* BEGIN Material provided *
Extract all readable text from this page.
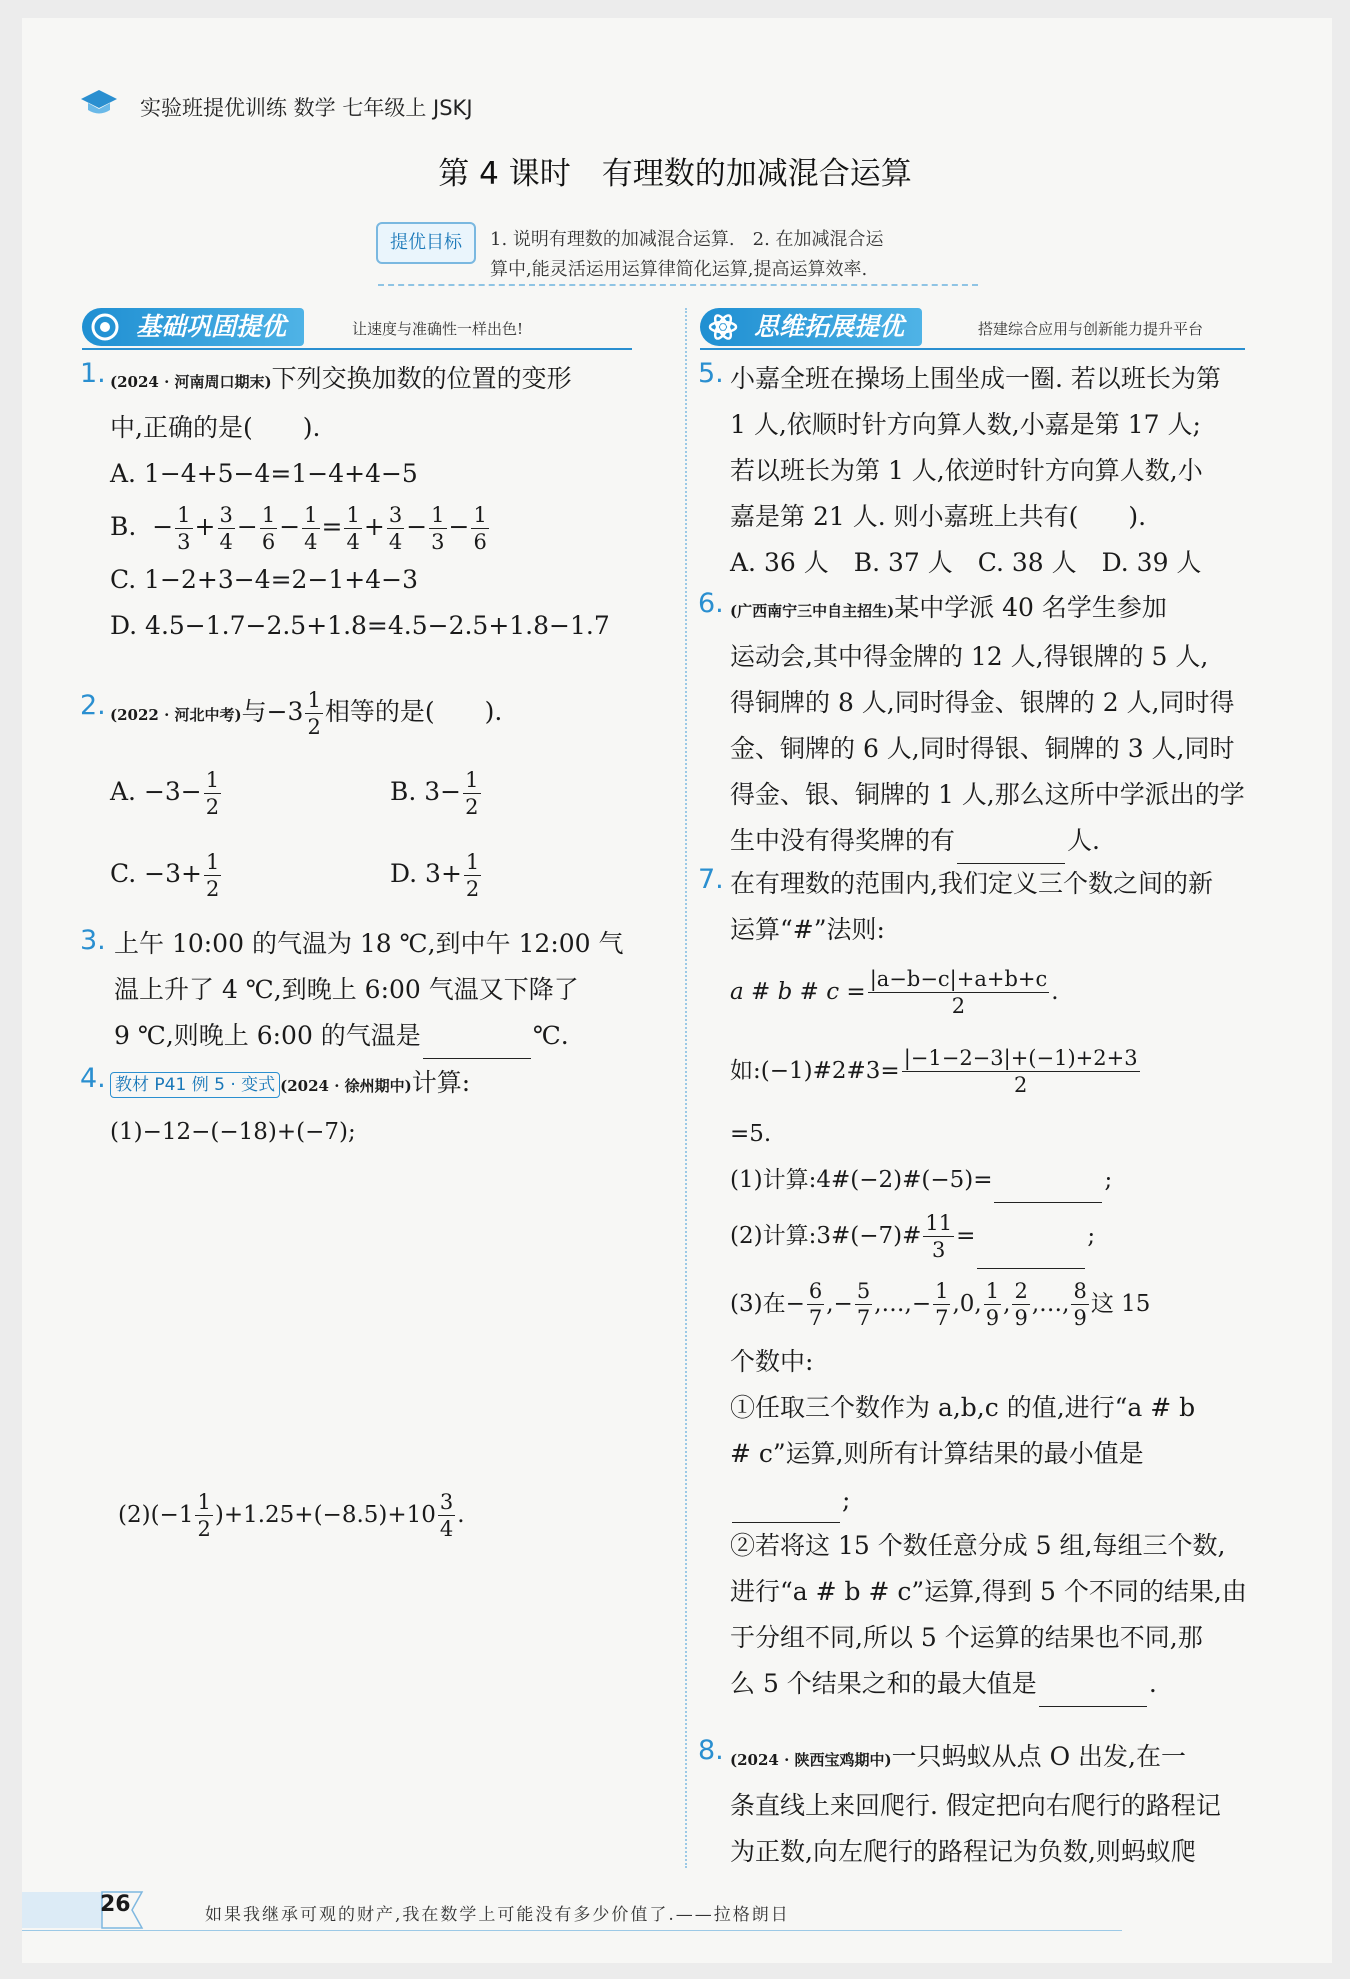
实验班提优训练 数学 七年级上 JSKJ
第 4 课时　有理数的加减混合运算
提优目标	1. 说明有理数的加减混合运算.　2. 在加减混合运
算中,能灵活运用运算律简化运算,提高运算效率.
基础巩固提优	让速度与准确性一样出色!	思维拓展提优	搭建综合应用与创新能力提升平台
1. (2024 · 河南周口期末)下列交换加数的位置的变形
中,正确的是(　　).
A. 1−4+5−4=1−4+4−5
B.  − $\frac{1}{3} + \frac{3}{4} - \frac{1}{6} - \frac{1}{4} = \frac{1}{4} + \frac{3}{4} - \frac{1}{3} - \frac{1}{6}$
C. 1−2+3−4=2−1+4−3
D. 4.5−1.7−2.5+1.8=4.5−2.5+1.8−1.7
2. (2022 · 河北中考)与$-3 \frac{1}{2}$ 相等的是(　　).
A. $-3- \frac{1}{2}$	B. $3- \frac{1}{2}$
C. $-3+ \frac{1}{2}$	D. $3+ \frac{1}{2}$
3. 上午 10:00 的气温为 18 ℃,到中午 12:00 气
温上升了 4 ℃,到晚上 6:00 气温又下降了
9 ℃,则晚上 6:00 的气温是	℃.
4. 教材 P41 例 5 · 变式 (2024 · 徐州期中)计算:
(1)−12−(−18)+(−7);
$(2)(-1 \frac{1}{2} )+1.25+(-8.5)+10 \frac{3}{4}$ .
5. 小嘉全班在操场上围坐成一圈. 若以班长为第
1 人,依顺时针方向算人数,小嘉是第 17 人;
若以班长为第 1 人,依逆时针方向算人数,小
嘉是第 21 人. 则小嘉班上共有(　　).
A. 36 人　B. 37 人　C. 38 人　D. 39 人
6. (广西南宁三中自主招生)某中学派 40 名学生参加
运动会,其中得金牌的 12 人,得银牌的 5 人,
得铜牌的 8 人,同时得金、银牌的 2 人,同时得
金、铜牌的 6 人,同时得银、铜牌的 3 人,同时
得金、银、铜牌的 1 人,那么这所中学派出的学
生中没有得奖牌的有	人.
7. 在有理数的范围内,我们定义三个数之间的新
运算“#”法则:
a # b # $c = \frac{|a-b-c|+a+b+c}{2}$ .
如:(−1)#2#3= $\frac{|-1-2-3|+(-1)+2+3}{2}$
=5.
(1)计算:4#(−2)#(−5)=	;
(2)计算:3#(−7)# $\frac{11}{3}$ =	;
(3)在− $\frac{6}{7}$ ,− $\frac{5}{7}$ ,…,− $\frac{1}{7} ,0$, $\frac{1}{9}$ , $\frac{2}{9}$ ,…, $\frac{8}{9}$ 这 15
个数中:
①任取三个数作为 a,b,c 的值,进行“a # b
# c”运算,则所有计算结果的最小值是
;
②若将这 15 个数任意分成 5 组,每组三个数,
进行“a # b # c”运算,得到 5 个不同的结果,由
于分组不同,所以 5 个运算的结果也不同,那
么 5 个结果之和的最大值是	.
8. (2024 · 陕西宝鸡期中)一只蚂蚁从点 O 出发,在一
条直线上来回爬行. 假定把向右爬行的路程记
为正数,向左爬行的路程记为负数,则蚂蚁爬
26	如果我继承可观的财产,我在数学上可能没有多少价值了.——拉格朗日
* END Material provided *
| Your objective |
Your task is to transcribe all of the records precisely, with no images included.

| Written solution |
Extract all readable text from this page.
实验班提优训练 数学 七年级上 JSKJ
第 4 课时　有理数的加减混合运算
提优目标	1. 说明有理数的加减混合运算.　2. 在加减混合运
算中,能灵活运用运算律简化运算,提高运算效率.
基础巩固提优	让速度与准确性一样出色!	思维拓展提优	搭建综合应用与创新能力提升平台
1. (2024 · 河南周口期末)下列交换加数的位置的变形
中,正确的是(　　).
A. 1−4+5−4=1−4+4−5
B.  − $\frac{1}{3} + \frac{3}{4} - \frac{1}{6} - \frac{1}{4} = \frac{1}{4} + \frac{3}{4} - \frac{1}{3} - \frac{1}{6}$
C. 1−2+3−4=2−1+4−3
D. 4.5−1.7−2.5+1.8=4.5−2.5+1.8−1.7
2. (2022 · 河北中考)与$-3 \frac{1}{2}$ 相等的是(　　).
A. $-3- \frac{1}{2}$	B. $3- \frac{1}{2}$
C. $-3+ \frac{1}{2}$	D. $3+ \frac{1}{2}$
3. 上午 10:00 的气温为 18 ℃,到中午 12:00 气
温上升了 4 ℃,到晚上 6:00 气温又下降了
9 ℃,则晚上 6:00 的气温是	℃.
4. 教材 P41 例 5 · 变式 (2024 · 徐州期中)计算:
(1)−12−(−18)+(−7);
$(2)(-1 \frac{1}{2} )+1.25+(-8.5)+10 \frac{3}{4}$ .
5. 小嘉全班在操场上围坐成一圈. 若以班长为第
1 人,依顺时针方向算人数,小嘉是第 17 人;
若以班长为第 1 人,依逆时针方向算人数,小
嘉是第 21 人. 则小嘉班上共有(　　).
A. 36 人　B. 37 人　C. 38 人　D. 39 人
6. (广西南宁三中自主招生)某中学派 40 名学生参加
运动会,其中得金牌的 12 人,得银牌的 5 人,
得铜牌的 8 人,同时得金、银牌的 2 人,同时得
金、铜牌的 6 人,同时得银、铜牌的 3 人,同时
得金、银、铜牌的 1 人,那么这所中学派出的学
生中没有得奖牌的有	人.
7. 在有理数的范围内,我们定义三个数之间的新
运算“#”法则:
a # b # $c = \frac{|a-b-c|+a+b+c}{2}$ .
如:(−1)#2#3= $\frac{|-1-2-3|+(-1)+2+3}{2}$
=5.
(1)计算:4#(−2)#(−5)=	;
(2)计算:3#(−7)# $\frac{11}{3}$ =	;
(3)在− $\frac{6}{7}$ ,− $\frac{5}{7}$ ,…,− $\frac{1}{7} ,0$, $\frac{1}{9}$ , $\frac{2}{9}$ ,…, $\frac{8}{9}$ 这 15
个数中:
①任取三个数作为 a,b,c 的值,进行“a # b
# c”运算,则所有计算结果的最小值是
;
②若将这 15 个数任意分成 5 组,每组三个数,
进行“a # b # c”运算,得到 5 个不同的结果,由
于分组不同,所以 5 个运算的结果也不同,那
么 5 个结果之和的最大值是	.
8. (2024 · 陕西宝鸡期中)一只蚂蚁从点 O 出发,在一
条直线上来回爬行. 假定把向右爬行的路程记
为正数,向左爬行的路程记为负数,则蚂蚁爬
26	如果我继承可观的财产,我在数学上可能没有多少价值了.——拉格朗日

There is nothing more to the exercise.